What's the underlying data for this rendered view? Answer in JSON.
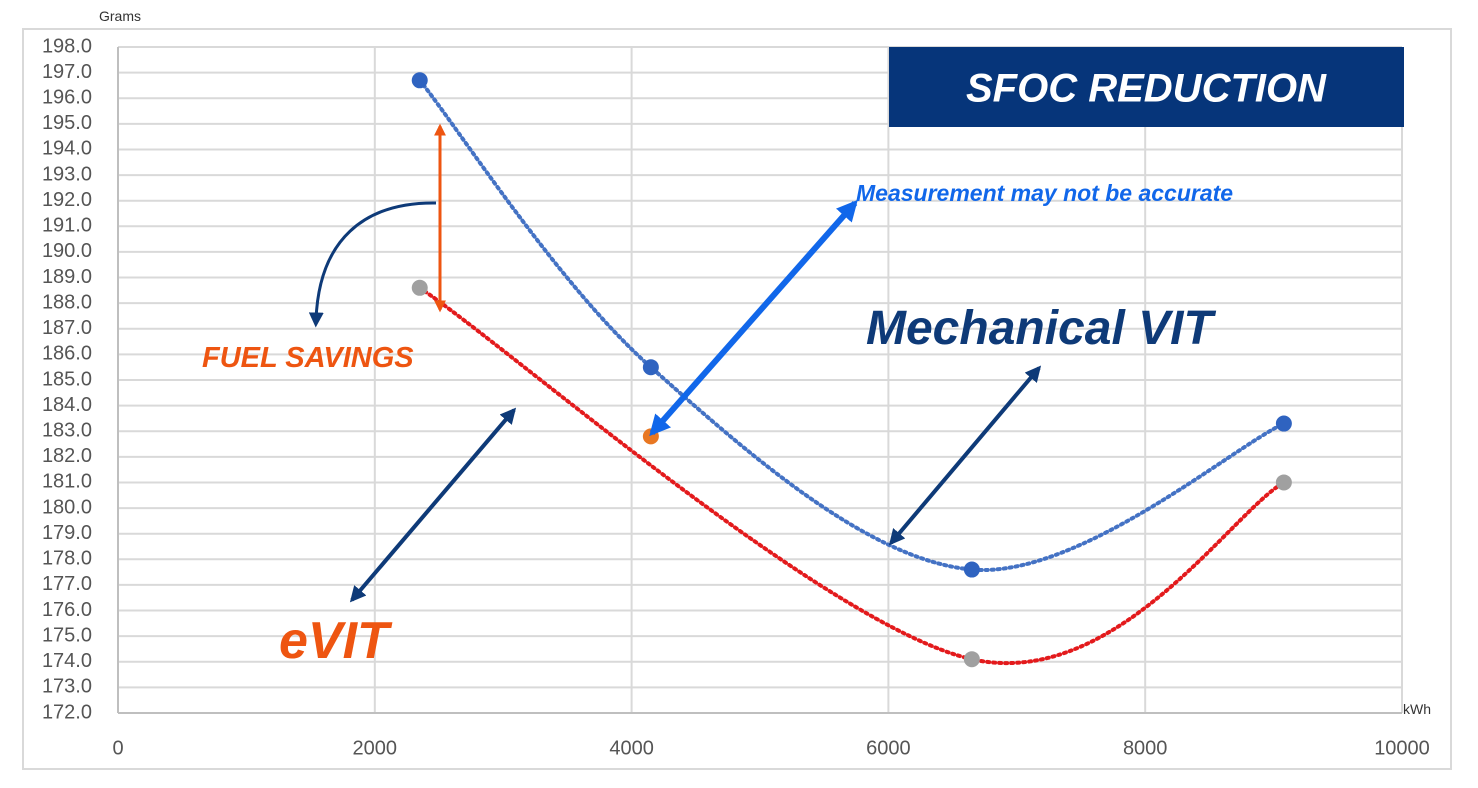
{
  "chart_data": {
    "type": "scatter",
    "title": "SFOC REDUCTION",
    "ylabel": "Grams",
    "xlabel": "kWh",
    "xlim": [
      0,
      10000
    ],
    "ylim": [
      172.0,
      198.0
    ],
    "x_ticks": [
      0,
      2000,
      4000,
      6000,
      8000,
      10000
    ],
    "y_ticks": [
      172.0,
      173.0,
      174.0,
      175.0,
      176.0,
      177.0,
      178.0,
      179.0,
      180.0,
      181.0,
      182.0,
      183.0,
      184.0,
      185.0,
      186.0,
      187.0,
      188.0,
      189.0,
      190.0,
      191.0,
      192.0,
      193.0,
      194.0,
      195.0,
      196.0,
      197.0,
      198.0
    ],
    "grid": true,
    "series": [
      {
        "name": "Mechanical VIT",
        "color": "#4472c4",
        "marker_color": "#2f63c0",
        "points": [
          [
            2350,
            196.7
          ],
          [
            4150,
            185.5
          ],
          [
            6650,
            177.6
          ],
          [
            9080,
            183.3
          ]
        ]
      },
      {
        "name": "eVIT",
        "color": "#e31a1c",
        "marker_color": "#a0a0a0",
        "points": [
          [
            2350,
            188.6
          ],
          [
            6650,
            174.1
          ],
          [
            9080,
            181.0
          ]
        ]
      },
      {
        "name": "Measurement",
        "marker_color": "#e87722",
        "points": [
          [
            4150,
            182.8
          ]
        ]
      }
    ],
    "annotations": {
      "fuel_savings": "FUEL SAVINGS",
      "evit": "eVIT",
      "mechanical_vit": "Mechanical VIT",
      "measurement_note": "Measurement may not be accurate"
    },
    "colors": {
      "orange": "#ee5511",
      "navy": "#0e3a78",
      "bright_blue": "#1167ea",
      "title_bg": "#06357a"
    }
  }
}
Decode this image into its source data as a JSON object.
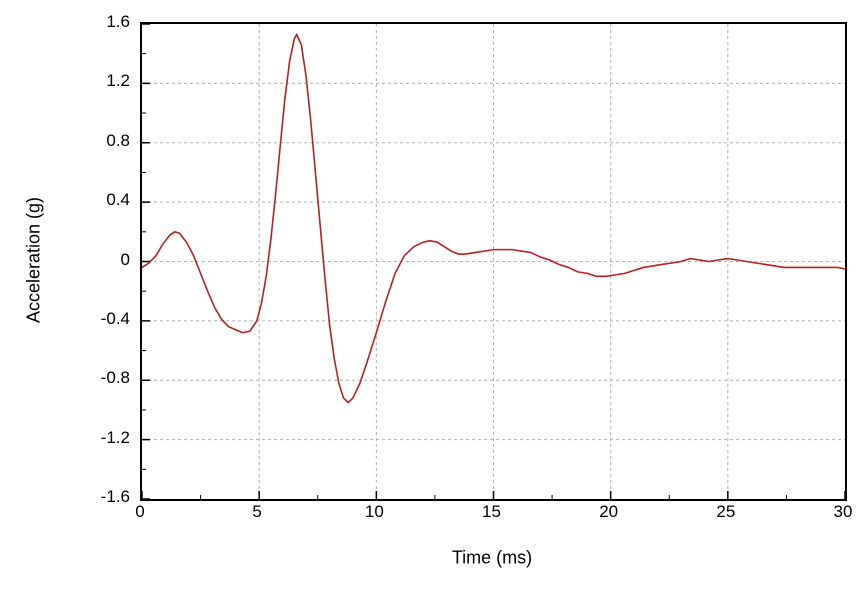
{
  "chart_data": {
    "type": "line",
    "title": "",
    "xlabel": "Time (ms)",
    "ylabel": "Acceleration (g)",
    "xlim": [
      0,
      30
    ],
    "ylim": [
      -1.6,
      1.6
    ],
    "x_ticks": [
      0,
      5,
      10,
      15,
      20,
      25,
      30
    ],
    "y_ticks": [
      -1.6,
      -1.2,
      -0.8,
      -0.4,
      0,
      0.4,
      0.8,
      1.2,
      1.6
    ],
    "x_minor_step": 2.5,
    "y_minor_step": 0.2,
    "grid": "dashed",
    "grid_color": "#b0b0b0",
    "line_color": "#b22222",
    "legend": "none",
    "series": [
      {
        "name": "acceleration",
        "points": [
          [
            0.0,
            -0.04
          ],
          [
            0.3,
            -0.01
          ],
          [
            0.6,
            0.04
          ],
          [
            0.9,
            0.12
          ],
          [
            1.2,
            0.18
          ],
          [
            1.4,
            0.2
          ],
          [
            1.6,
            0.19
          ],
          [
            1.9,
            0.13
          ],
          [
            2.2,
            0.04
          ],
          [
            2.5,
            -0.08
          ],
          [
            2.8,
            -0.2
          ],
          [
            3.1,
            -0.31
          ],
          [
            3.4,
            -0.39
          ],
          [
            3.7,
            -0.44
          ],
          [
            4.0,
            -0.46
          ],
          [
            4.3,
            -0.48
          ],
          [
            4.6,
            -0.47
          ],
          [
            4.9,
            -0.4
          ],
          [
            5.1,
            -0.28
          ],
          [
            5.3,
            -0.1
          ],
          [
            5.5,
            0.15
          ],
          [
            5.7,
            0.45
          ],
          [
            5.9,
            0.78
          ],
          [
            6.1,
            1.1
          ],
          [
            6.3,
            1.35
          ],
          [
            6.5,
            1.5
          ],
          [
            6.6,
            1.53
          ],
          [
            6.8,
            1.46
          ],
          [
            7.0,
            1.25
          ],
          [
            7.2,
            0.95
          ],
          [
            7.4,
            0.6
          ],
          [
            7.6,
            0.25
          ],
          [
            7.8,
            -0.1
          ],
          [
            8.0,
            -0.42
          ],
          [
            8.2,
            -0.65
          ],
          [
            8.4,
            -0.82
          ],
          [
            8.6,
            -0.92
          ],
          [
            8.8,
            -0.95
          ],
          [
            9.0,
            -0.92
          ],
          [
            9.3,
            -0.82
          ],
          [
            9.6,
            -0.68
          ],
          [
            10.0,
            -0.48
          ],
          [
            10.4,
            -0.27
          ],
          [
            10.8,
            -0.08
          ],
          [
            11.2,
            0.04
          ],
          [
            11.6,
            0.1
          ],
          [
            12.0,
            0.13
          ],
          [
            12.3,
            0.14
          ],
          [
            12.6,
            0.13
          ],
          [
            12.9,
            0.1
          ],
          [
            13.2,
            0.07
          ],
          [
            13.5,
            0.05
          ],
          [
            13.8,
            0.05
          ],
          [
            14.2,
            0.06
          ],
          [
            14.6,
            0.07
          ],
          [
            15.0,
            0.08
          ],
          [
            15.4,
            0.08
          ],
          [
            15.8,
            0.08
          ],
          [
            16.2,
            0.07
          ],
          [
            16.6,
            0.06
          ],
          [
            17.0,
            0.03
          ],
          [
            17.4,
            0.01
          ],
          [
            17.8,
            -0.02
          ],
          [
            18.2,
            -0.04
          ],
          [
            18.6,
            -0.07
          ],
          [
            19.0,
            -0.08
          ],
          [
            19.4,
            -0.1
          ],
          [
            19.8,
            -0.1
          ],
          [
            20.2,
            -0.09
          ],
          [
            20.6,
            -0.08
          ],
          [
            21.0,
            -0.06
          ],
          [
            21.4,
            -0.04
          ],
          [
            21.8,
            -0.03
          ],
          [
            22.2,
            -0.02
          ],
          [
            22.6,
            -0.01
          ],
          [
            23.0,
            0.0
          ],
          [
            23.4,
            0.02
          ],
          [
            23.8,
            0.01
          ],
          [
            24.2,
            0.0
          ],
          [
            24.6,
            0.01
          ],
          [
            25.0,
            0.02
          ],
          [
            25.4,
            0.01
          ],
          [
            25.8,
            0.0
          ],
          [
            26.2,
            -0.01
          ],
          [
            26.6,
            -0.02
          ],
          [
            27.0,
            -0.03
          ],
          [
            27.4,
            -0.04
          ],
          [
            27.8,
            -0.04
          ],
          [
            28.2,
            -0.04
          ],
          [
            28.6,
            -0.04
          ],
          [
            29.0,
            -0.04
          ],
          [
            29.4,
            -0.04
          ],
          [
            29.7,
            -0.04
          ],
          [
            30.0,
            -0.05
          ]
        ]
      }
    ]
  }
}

_ _ _ _ _ _ _

## What to work on
Quote the preceding records in their entirety, excluding every picture.

## Finished answer
What's the underlying data for this rendered view? Answer in JSON.
{
  "chart_data": {
    "type": "scatter",
    "title": "SFOC REDUCTION",
    "ylabel": "Grams",
    "xlabel": "kWh",
    "xlim": [
      0,
      10000
    ],
    "ylim": [
      172.0,
      198.0
    ],
    "x_ticks": [
      0,
      2000,
      4000,
      6000,
      8000,
      10000
    ],
    "y_ticks": [
      172.0,
      173.0,
      174.0,
      175.0,
      176.0,
      177.0,
      178.0,
      179.0,
      180.0,
      181.0,
      182.0,
      183.0,
      184.0,
      185.0,
      186.0,
      187.0,
      188.0,
      189.0,
      190.0,
      191.0,
      192.0,
      193.0,
      194.0,
      195.0,
      196.0,
      197.0,
      198.0
    ],
    "grid": true,
    "series": [
      {
        "name": "Mechanical VIT",
        "color": "#4472c4",
        "marker_color": "#2f63c0",
        "points": [
          [
            2350,
            196.7
          ],
          [
            4150,
            185.5
          ],
          [
            6650,
            177.6
          ],
          [
            9080,
            183.3
          ]
        ]
      },
      {
        "name": "eVIT",
        "color": "#e31a1c",
        "marker_color": "#a0a0a0",
        "points": [
          [
            2350,
            188.6
          ],
          [
            6650,
            174.1
          ],
          [
            9080,
            181.0
          ]
        ]
      },
      {
        "name": "Measurement",
        "marker_color": "#e87722",
        "points": [
          [
            4150,
            182.8
          ]
        ]
      }
    ],
    "annotations": {
      "fuel_savings": "FUEL SAVINGS",
      "evit": "eVIT",
      "mechanical_vit": "Mechanical VIT",
      "measurement_note": "Measurement may not be accurate"
    },
    "colors": {
      "orange": "#ee5511",
      "navy": "#0e3a78",
      "bright_blue": "#1167ea",
      "title_bg": "#06357a"
    }
  }
}
Decode this image into its source data as a JSON object.
{
  "chart_data": {
    "type": "line",
    "title": "",
    "xlabel": "Time (ms)",
    "ylabel": "Acceleration (g)",
    "xlim": [
      0,
      30
    ],
    "ylim": [
      -1.6,
      1.6
    ],
    "x_ticks": [
      0,
      5,
      10,
      15,
      20,
      25,
      30
    ],
    "y_ticks": [
      -1.6,
      -1.2,
      -0.8,
      -0.4,
      0,
      0.4,
      0.8,
      1.2,
      1.6
    ],
    "x_minor_step": 2.5,
    "y_minor_step": 0.2,
    "grid": "dashed",
    "grid_color": "#b0b0b0",
    "line_color": "#b22222",
    "legend": "none",
    "series": [
      {
        "name": "acceleration",
        "points": [
          [
            0.0,
            -0.04
          ],
          [
            0.3,
            -0.01
          ],
          [
            0.6,
            0.04
          ],
          [
            0.9,
            0.12
          ],
          [
            1.2,
            0.18
          ],
          [
            1.4,
            0.2
          ],
          [
            1.6,
            0.19
          ],
          [
            1.9,
            0.13
          ],
          [
            2.2,
            0.04
          ],
          [
            2.5,
            -0.08
          ],
          [
            2.8,
            -0.2
          ],
          [
            3.1,
            -0.31
          ],
          [
            3.4,
            -0.39
          ],
          [
            3.7,
            -0.44
          ],
          [
            4.0,
            -0.46
          ],
          [
            4.3,
            -0.48
          ],
          [
            4.6,
            -0.47
          ],
          [
            4.9,
            -0.4
          ],
          [
            5.1,
            -0.28
          ],
          [
            5.3,
            -0.1
          ],
          [
            5.5,
            0.15
          ],
          [
            5.7,
            0.45
          ],
          [
            5.9,
            0.78
          ],
          [
            6.1,
            1.1
          ],
          [
            6.3,
            1.35
          ],
          [
            6.5,
            1.5
          ],
          [
            6.6,
            1.53
          ],
          [
            6.8,
            1.46
          ],
          [
            7.0,
            1.25
          ],
          [
            7.2,
            0.95
          ],
          [
            7.4,
            0.6
          ],
          [
            7.6,
            0.25
          ],
          [
            7.8,
            -0.1
          ],
          [
            8.0,
            -0.42
          ],
          [
            8.2,
            -0.65
          ],
          [
            8.4,
            -0.82
          ],
          [
            8.6,
            -0.92
          ],
          [
            8.8,
            -0.95
          ],
          [
            9.0,
            -0.92
          ],
          [
            9.3,
            -0.82
          ],
          [
            9.6,
            -0.68
          ],
          [
            10.0,
            -0.48
          ],
          [
            10.4,
            -0.27
          ],
          [
            10.8,
            -0.08
          ],
          [
            11.2,
            0.04
          ],
          [
            11.6,
            0.1
          ],
          [
            12.0,
            0.13
          ],
          [
            12.3,
            0.14
          ],
          [
            12.6,
            0.13
          ],
          [
            12.9,
            0.1
          ],
          [
            13.2,
            0.07
          ],
          [
            13.5,
            0.05
          ],
          [
            13.8,
            0.05
          ],
          [
            14.2,
            0.06
          ],
          [
            14.6,
            0.07
          ],
          [
            15.0,
            0.08
          ],
          [
            15.4,
            0.08
          ],
          [
            15.8,
            0.08
          ],
          [
            16.2,
            0.07
          ],
          [
            16.6,
            0.06
          ],
          [
            17.0,
            0.03
          ],
          [
            17.4,
            0.01
          ],
          [
            17.8,
            -0.02
          ],
          [
            18.2,
            -0.04
          ],
          [
            18.6,
            -0.07
          ],
          [
            19.0,
            -0.08
          ],
          [
            19.4,
            -0.1
          ],
          [
            19.8,
            -0.1
          ],
          [
            20.2,
            -0.09
          ],
          [
            20.6,
            -0.08
          ],
          [
            21.0,
            -0.06
          ],
          [
            21.4,
            -0.04
          ],
          [
            21.8,
            -0.03
          ],
          [
            22.2,
            -0.02
          ],
          [
            22.6,
            -0.01
          ],
          [
            23.0,
            0.0
          ],
          [
            23.4,
            0.02
          ],
          [
            23.8,
            0.01
          ],
          [
            24.2,
            0.0
          ],
          [
            24.6,
            0.01
          ],
          [
            25.0,
            0.02
          ],
          [
            25.4,
            0.01
          ],
          [
            25.8,
            0.0
          ],
          [
            26.2,
            -0.01
          ],
          [
            26.6,
            -0.02
          ],
          [
            27.0,
            -0.03
          ],
          [
            27.4,
            -0.04
          ],
          [
            27.8,
            -0.04
          ],
          [
            28.2,
            -0.04
          ],
          [
            28.6,
            -0.04
          ],
          [
            29.0,
            -0.04
          ],
          [
            29.4,
            -0.04
          ],
          [
            29.7,
            -0.04
          ],
          [
            30.0,
            -0.05
          ]
        ]
      }
    ]
  }
}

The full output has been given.